* WRITTEN INSTRUCTION *
Below are records to transcribe exactly, without their pictures.

Figure data in JSON:
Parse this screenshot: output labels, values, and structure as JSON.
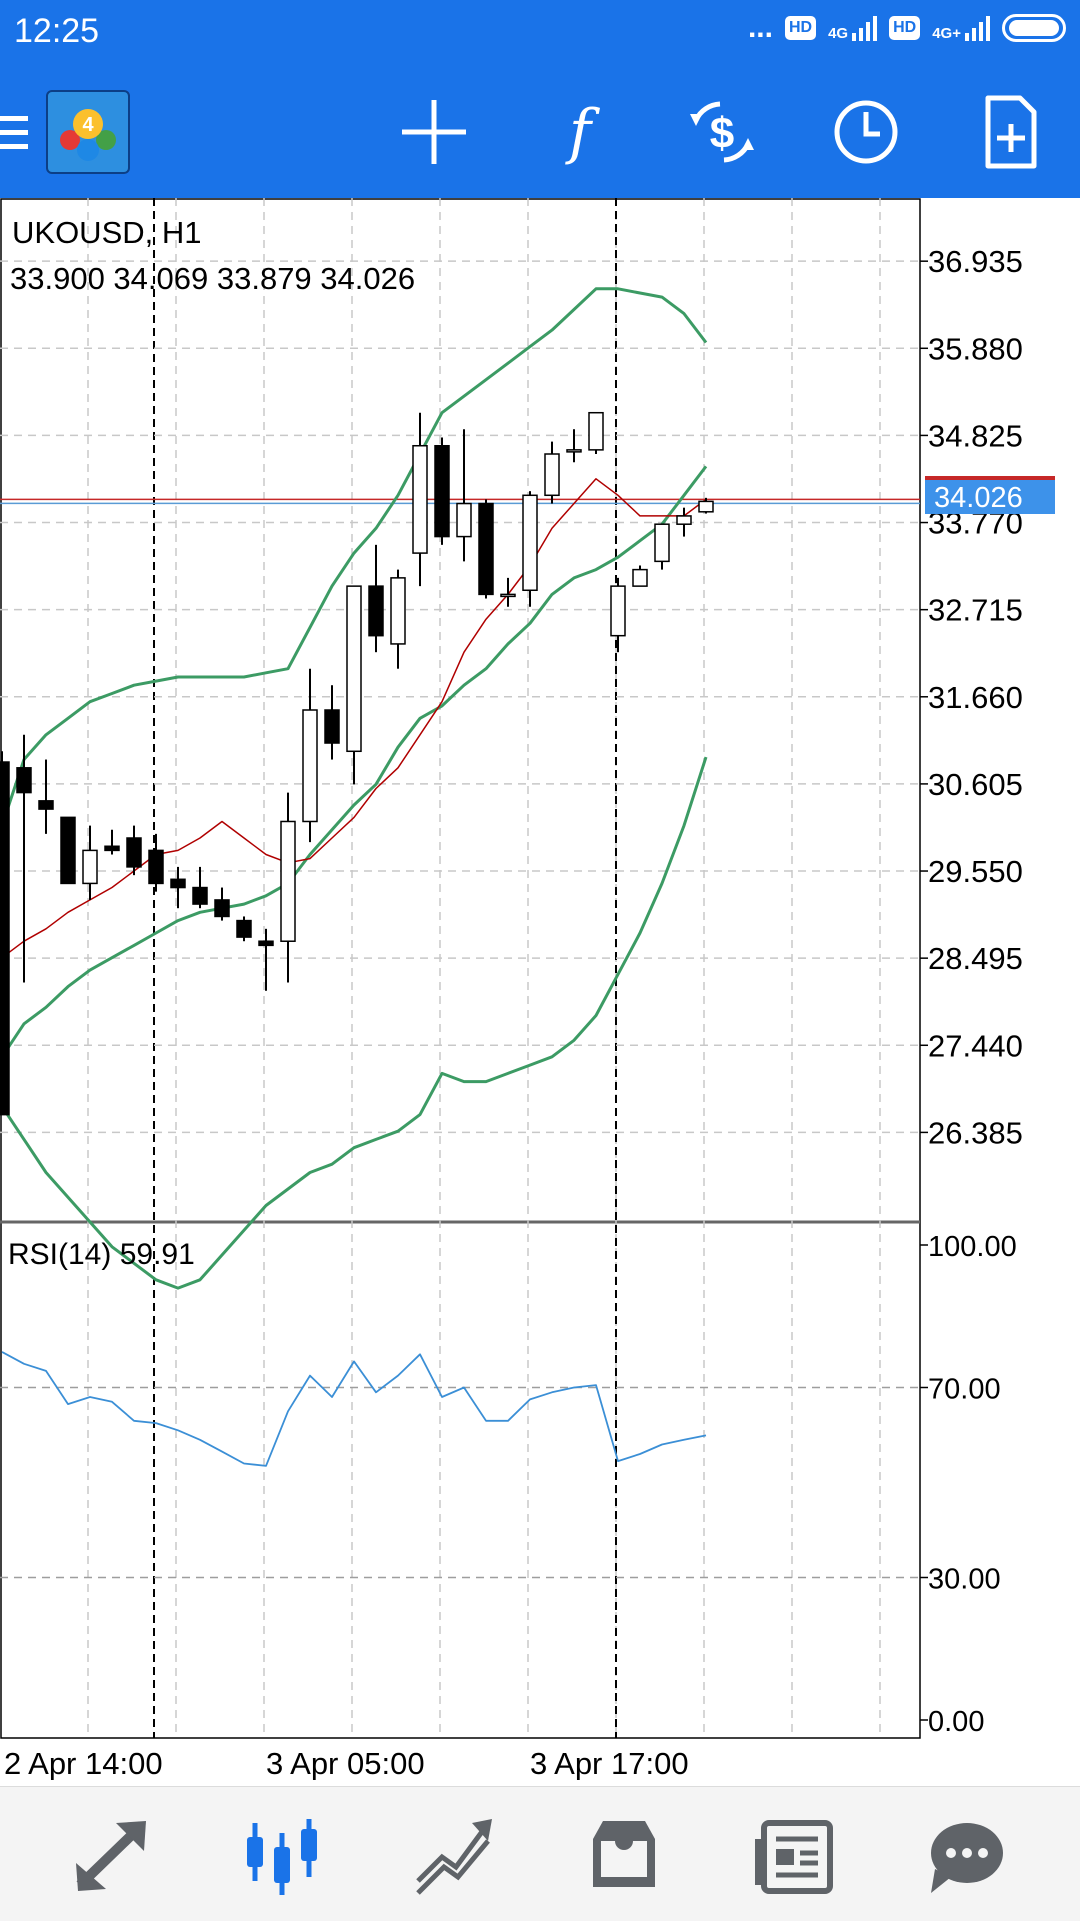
{
  "status_bar": {
    "time": "12:25",
    "dots": "...",
    "sim1_badge": "HD",
    "sim1_network": "4G",
    "sim2_badge": "HD",
    "sim2_network": "4G+"
  },
  "toolbar": {
    "menu_icon": "hamburger-menu-icon",
    "logo_icon": "metatrader4-logo-icon",
    "logo_text": "4",
    "actions": [
      "crosshair-icon",
      "indicators-f-icon",
      "trade-dollar-icon",
      "timeframe-clock-icon",
      "new-order-document-icon"
    ]
  },
  "chart": {
    "symbol_label": "UKOUSD, H1",
    "ohlc_label": "33.900 34.069 33.879 34.026",
    "current_price": "34.026",
    "price_axis": [
      "36.935",
      "35.880",
      "34.825",
      "33.770",
      "32.715",
      "31.660",
      "30.605",
      "29.550",
      "28.495",
      "27.440",
      "26.385"
    ],
    "time_axis": [
      "2 Apr 14:00",
      "3 Apr 05:00",
      "3 Apr 17:00"
    ],
    "rsi_label": "RSI(14) 59.91",
    "rsi_axis": [
      "100.00",
      "70.00",
      "30.00",
      "0.00"
    ],
    "colors": {
      "bull": "#ffffff",
      "bear": "#000000",
      "bollinger": "#3c9b64",
      "moving_average": "#b00000",
      "rsi": "#3b8fd6",
      "price_highlight": "#3d92ea",
      "grid": "#c8c8c8"
    }
  },
  "chart_data": {
    "type": "candlestick",
    "symbol": "UKOUSD",
    "timeframe": "H1",
    "ylim": [
      25.3,
      37.7
    ],
    "last_price": 34.026,
    "candles": [
      {
        "o": 30.87,
        "h": 31.0,
        "l": 26.6,
        "c": 26.6
      },
      {
        "o": 30.8,
        "h": 31.2,
        "l": 28.2,
        "c": 30.5
      },
      {
        "o": 30.4,
        "h": 30.9,
        "l": 30.0,
        "c": 30.3
      },
      {
        "o": 30.2,
        "h": 30.2,
        "l": 29.4,
        "c": 29.4
      },
      {
        "o": 29.4,
        "h": 30.1,
        "l": 29.2,
        "c": 29.8
      },
      {
        "o": 29.85,
        "h": 30.05,
        "l": 29.75,
        "c": 29.8
      },
      {
        "o": 29.95,
        "h": 30.1,
        "l": 29.5,
        "c": 29.6
      },
      {
        "o": 29.8,
        "h": 30.0,
        "l": 29.3,
        "c": 29.4
      },
      {
        "o": 29.45,
        "h": 29.6,
        "l": 29.1,
        "c": 29.35
      },
      {
        "o": 29.35,
        "h": 29.6,
        "l": 29.1,
        "c": 29.15
      },
      {
        "o": 29.2,
        "h": 29.35,
        "l": 28.95,
        "c": 29.0
      },
      {
        "o": 28.95,
        "h": 29.0,
        "l": 28.7,
        "c": 28.75
      },
      {
        "o": 28.7,
        "h": 28.85,
        "l": 28.1,
        "c": 28.65
      },
      {
        "o": 28.7,
        "h": 30.5,
        "l": 28.2,
        "c": 30.15
      },
      {
        "o": 30.15,
        "h": 32.0,
        "l": 29.9,
        "c": 31.5
      },
      {
        "o": 31.5,
        "h": 31.8,
        "l": 30.9,
        "c": 31.1
      },
      {
        "o": 31.0,
        "h": 33.0,
        "l": 30.6,
        "c": 33.0
      },
      {
        "o": 33.0,
        "h": 33.5,
        "l": 32.2,
        "c": 32.4
      },
      {
        "o": 32.3,
        "h": 33.2,
        "l": 32.0,
        "c": 33.1
      },
      {
        "o": 33.4,
        "h": 35.1,
        "l": 33.0,
        "c": 34.7
      },
      {
        "o": 34.7,
        "h": 34.8,
        "l": 33.5,
        "c": 33.6
      },
      {
        "o": 33.6,
        "h": 34.9,
        "l": 33.3,
        "c": 34.0
      },
      {
        "o": 34.0,
        "h": 34.05,
        "l": 32.85,
        "c": 32.9
      },
      {
        "o": 32.9,
        "h": 33.1,
        "l": 32.75,
        "c": 32.9
      },
      {
        "o": 32.95,
        "h": 34.15,
        "l": 32.75,
        "c": 34.1
      },
      {
        "o": 34.1,
        "h": 34.75,
        "l": 34.0,
        "c": 34.6
      },
      {
        "o": 34.65,
        "h": 34.9,
        "l": 34.5,
        "c": 34.65
      },
      {
        "o": 34.65,
        "h": 35.05,
        "l": 34.6,
        "c": 35.1
      },
      {
        "o": 32.4,
        "h": 33.1,
        "l": 32.2,
        "c": 33.0
      },
      {
        "o": 33.0,
        "h": 33.25,
        "l": 33.0,
        "c": 33.2
      },
      {
        "o": 33.3,
        "h": 33.75,
        "l": 33.2,
        "c": 33.75
      },
      {
        "o": 33.75,
        "h": 33.95,
        "l": 33.6,
        "c": 33.85
      },
      {
        "o": 33.9,
        "h": 34.069,
        "l": 33.879,
        "c": 34.026
      }
    ],
    "bollinger_upper": [
      30.1,
      30.9,
      31.2,
      31.4,
      31.6,
      31.7,
      31.8,
      31.85,
      31.9,
      31.9,
      31.9,
      31.9,
      31.95,
      32.0,
      32.5,
      33.0,
      33.4,
      33.7,
      34.1,
      34.6,
      35.1,
      35.3,
      35.5,
      35.7,
      35.9,
      36.1,
      36.35,
      36.6,
      36.6,
      36.55,
      36.5,
      36.3,
      35.95
    ],
    "bollinger_lower": [
      26.7,
      26.3,
      25.9,
      25.6,
      25.3,
      25.0,
      24.8,
      24.6,
      24.5,
      24.6,
      24.9,
      25.2,
      25.5,
      25.7,
      25.9,
      26.0,
      26.2,
      26.3,
      26.4,
      26.6,
      27.1,
      27.0,
      27.0,
      27.1,
      27.2,
      27.3,
      27.5,
      27.8,
      28.3,
      28.8,
      29.4,
      30.1,
      30.93
    ],
    "moving_average": [
      28.5,
      28.7,
      28.85,
      29.05,
      29.2,
      29.35,
      29.55,
      29.75,
      29.8,
      29.95,
      30.15,
      29.95,
      29.75,
      29.65,
      29.7,
      29.95,
      30.2,
      30.55,
      30.8,
      31.2,
      31.6,
      32.2,
      32.6,
      32.9,
      33.25,
      33.7,
      34.0,
      34.3,
      34.1,
      33.85,
      33.85,
      33.85,
      34.05
    ],
    "bollinger_middle": [
      27.3,
      27.7,
      27.9,
      28.15,
      28.35,
      28.5,
      28.65,
      28.8,
      28.95,
      29.05,
      29.1,
      29.15,
      29.25,
      29.4,
      29.75,
      30.05,
      30.35,
      30.6,
      31.05,
      31.4,
      31.55,
      31.8,
      32.0,
      32.3,
      32.55,
      32.9,
      33.1,
      33.2,
      33.35,
      33.55,
      33.75,
      34.1,
      34.45
    ],
    "rsi": [
      77.5,
      75.0,
      73.5,
      66.5,
      68.0,
      67.0,
      63.0,
      62.5,
      61.0,
      59.0,
      56.5,
      54.0,
      53.5,
      65.0,
      72.5,
      68.0,
      75.5,
      69.0,
      72.5,
      77.0,
      68.0,
      70.0,
      63.0,
      63.0,
      67.5,
      69.0,
      70.0,
      70.5,
      54.5,
      56.0,
      58.0,
      59.0,
      59.91
    ],
    "rsi_ylim": [
      0,
      100
    ],
    "rsi_levels": [
      30,
      70
    ]
  },
  "nav": {
    "items": [
      "quotes-arrows-icon",
      "chart-candles-icon",
      "trade-chart-icon",
      "history-inbox-icon",
      "news-icon",
      "chat-bubble-icon"
    ],
    "active": "chart-candles-icon"
  }
}
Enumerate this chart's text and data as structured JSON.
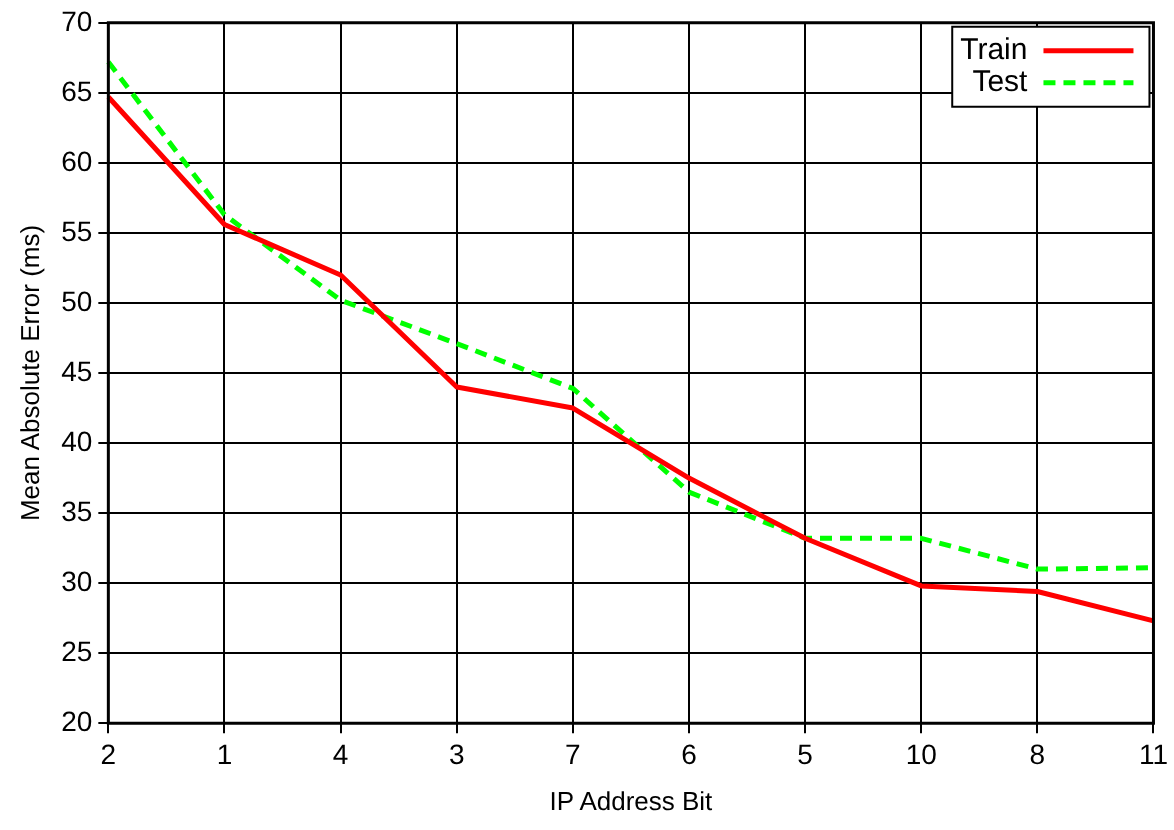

* TASK OUTPUT *
Parse this screenshot: output labels, values, and structure as JSON.
{
  "status_bar": {
    "time": "12:25",
    "dots": "...",
    "sim1_badge": "HD",
    "sim1_network": "4G",
    "sim2_badge": "HD",
    "sim2_network": "4G+"
  },
  "toolbar": {
    "menu_icon": "hamburger-menu-icon",
    "logo_icon": "metatrader4-logo-icon",
    "logo_text": "4",
    "actions": [
      "crosshair-icon",
      "indicators-f-icon",
      "trade-dollar-icon",
      "timeframe-clock-icon",
      "new-order-document-icon"
    ]
  },
  "chart": {
    "symbol_label": "UKOUSD, H1",
    "ohlc_label": "33.900 34.069 33.879 34.026",
    "current_price": "34.026",
    "price_axis": [
      "36.935",
      "35.880",
      "34.825",
      "33.770",
      "32.715",
      "31.660",
      "30.605",
      "29.550",
      "28.495",
      "27.440",
      "26.385"
    ],
    "time_axis": [
      "2 Apr 14:00",
      "3 Apr 05:00",
      "3 Apr 17:00"
    ],
    "rsi_label": "RSI(14) 59.91",
    "rsi_axis": [
      "100.00",
      "70.00",
      "30.00",
      "0.00"
    ],
    "colors": {
      "bull": "#ffffff",
      "bear": "#000000",
      "bollinger": "#3c9b64",
      "moving_average": "#b00000",
      "rsi": "#3b8fd6",
      "price_highlight": "#3d92ea",
      "grid": "#c8c8c8"
    }
  },
  "chart_data": {
    "type": "candlestick",
    "symbol": "UKOUSD",
    "timeframe": "H1",
    "ylim": [
      25.3,
      37.7
    ],
    "last_price": 34.026,
    "candles": [
      {
        "o": 30.87,
        "h": 31.0,
        "l": 26.6,
        "c": 26.6
      },
      {
        "o": 30.8,
        "h": 31.2,
        "l": 28.2,
        "c": 30.5
      },
      {
        "o": 30.4,
        "h": 30.9,
        "l": 30.0,
        "c": 30.3
      },
      {
        "o": 30.2,
        "h": 30.2,
        "l": 29.4,
        "c": 29.4
      },
      {
        "o": 29.4,
        "h": 30.1,
        "l": 29.2,
        "c": 29.8
      },
      {
        "o": 29.85,
        "h": 30.05,
        "l": 29.75,
        "c": 29.8
      },
      {
        "o": 29.95,
        "h": 30.1,
        "l": 29.5,
        "c": 29.6
      },
      {
        "o": 29.8,
        "h": 30.0,
        "l": 29.3,
        "c": 29.4
      },
      {
        "o": 29.45,
        "h": 29.6,
        "l": 29.1,
        "c": 29.35
      },
      {
        "o": 29.35,
        "h": 29.6,
        "l": 29.1,
        "c": 29.15
      },
      {
        "o": 29.2,
        "h": 29.35,
        "l": 28.95,
        "c": 29.0
      },
      {
        "o": 28.95,
        "h": 29.0,
        "l": 28.7,
        "c": 28.75
      },
      {
        "o": 28.7,
        "h": 28.85,
        "l": 28.1,
        "c": 28.65
      },
      {
        "o": 28.7,
        "h": 30.5,
        "l": 28.2,
        "c": 30.15
      },
      {
        "o": 30.15,
        "h": 32.0,
        "l": 29.9,
        "c": 31.5
      },
      {
        "o": 31.5,
        "h": 31.8,
        "l": 30.9,
        "c": 31.1
      },
      {
        "o": 31.0,
        "h": 33.0,
        "l": 30.6,
        "c": 33.0
      },
      {
        "o": 33.0,
        "h": 33.5,
        "l": 32.2,
        "c": 32.4
      },
      {
        "o": 32.3,
        "h": 33.2,
        "l": 32.0,
        "c": 33.1
      },
      {
        "o": 33.4,
        "h": 35.1,
        "l": 33.0,
        "c": 34.7
      },
      {
        "o": 34.7,
        "h": 34.8,
        "l": 33.5,
        "c": 33.6
      },
      {
        "o": 33.6,
        "h": 34.9,
        "l": 33.3,
        "c": 34.0
      },
      {
        "o": 34.0,
        "h": 34.05,
        "l": 32.85,
        "c": 32.9
      },
      {
        "o": 32.9,
        "h": 33.1,
        "l": 32.75,
        "c": 32.9
      },
      {
        "o": 32.95,
        "h": 34.15,
        "l": 32.75,
        "c": 34.1
      },
      {
        "o": 34.1,
        "h": 34.75,
        "l": 34.0,
        "c": 34.6
      },
      {
        "o": 34.65,
        "h": 34.9,
        "l": 34.5,
        "c": 34.65
      },
      {
        "o": 34.65,
        "h": 35.05,
        "l": 34.6,
        "c": 35.1
      },
      {
        "o": 32.4,
        "h": 33.1,
        "l": 32.2,
        "c": 33.0
      },
      {
        "o": 33.0,
        "h": 33.25,
        "l": 33.0,
        "c": 33.2
      },
      {
        "o": 33.3,
        "h": 33.75,
        "l": 33.2,
        "c": 33.75
      },
      {
        "o": 33.75,
        "h": 33.95,
        "l": 33.6,
        "c": 33.85
      },
      {
        "o": 33.9,
        "h": 34.069,
        "l": 33.879,
        "c": 34.026
      }
    ],
    "bollinger_upper": [
      30.1,
      30.9,
      31.2,
      31.4,
      31.6,
      31.7,
      31.8,
      31.85,
      31.9,
      31.9,
      31.9,
      31.9,
      31.95,
      32.0,
      32.5,
      33.0,
      33.4,
      33.7,
      34.1,
      34.6,
      35.1,
      35.3,
      35.5,
      35.7,
      35.9,
      36.1,
      36.35,
      36.6,
      36.6,
      36.55,
      36.5,
      36.3,
      35.95
    ],
    "bollinger_lower": [
      26.7,
      26.3,
      25.9,
      25.6,
      25.3,
      25.0,
      24.8,
      24.6,
      24.5,
      24.6,
      24.9,
      25.2,
      25.5,
      25.7,
      25.9,
      26.0,
      26.2,
      26.3,
      26.4,
      26.6,
      27.1,
      27.0,
      27.0,
      27.1,
      27.2,
      27.3,
      27.5,
      27.8,
      28.3,
      28.8,
      29.4,
      30.1,
      30.93
    ],
    "moving_average": [
      28.5,
      28.7,
      28.85,
      29.05,
      29.2,
      29.35,
      29.55,
      29.75,
      29.8,
      29.95,
      30.15,
      29.95,
      29.75,
      29.65,
      29.7,
      29.95,
      30.2,
      30.55,
      30.8,
      31.2,
      31.6,
      32.2,
      32.6,
      32.9,
      33.25,
      33.7,
      34.0,
      34.3,
      34.1,
      33.85,
      33.85,
      33.85,
      34.05
    ],
    "bollinger_middle": [
      27.3,
      27.7,
      27.9,
      28.15,
      28.35,
      28.5,
      28.65,
      28.8,
      28.95,
      29.05,
      29.1,
      29.15,
      29.25,
      29.4,
      29.75,
      30.05,
      30.35,
      30.6,
      31.05,
      31.4,
      31.55,
      31.8,
      32.0,
      32.3,
      32.55,
      32.9,
      33.1,
      33.2,
      33.35,
      33.55,
      33.75,
      34.1,
      34.45
    ],
    "rsi": [
      77.5,
      75.0,
      73.5,
      66.5,
      68.0,
      67.0,
      63.0,
      62.5,
      61.0,
      59.0,
      56.5,
      54.0,
      53.5,
      65.0,
      72.5,
      68.0,
      75.5,
      69.0,
      72.5,
      77.0,
      68.0,
      70.0,
      63.0,
      63.0,
      67.5,
      69.0,
      70.0,
      70.5,
      54.5,
      56.0,
      58.0,
      59.0,
      59.91
    ],
    "rsi_ylim": [
      0,
      100
    ],
    "rsi_levels": [
      30,
      70
    ]
  },
  "nav": {
    "items": [
      "quotes-arrows-icon",
      "chart-candles-icon",
      "trade-chart-icon",
      "history-inbox-icon",
      "news-icon",
      "chat-bubble-icon"
    ],
    "active": "chart-candles-icon"
  }
}
Enumerate this chart's text and data as structured JSON.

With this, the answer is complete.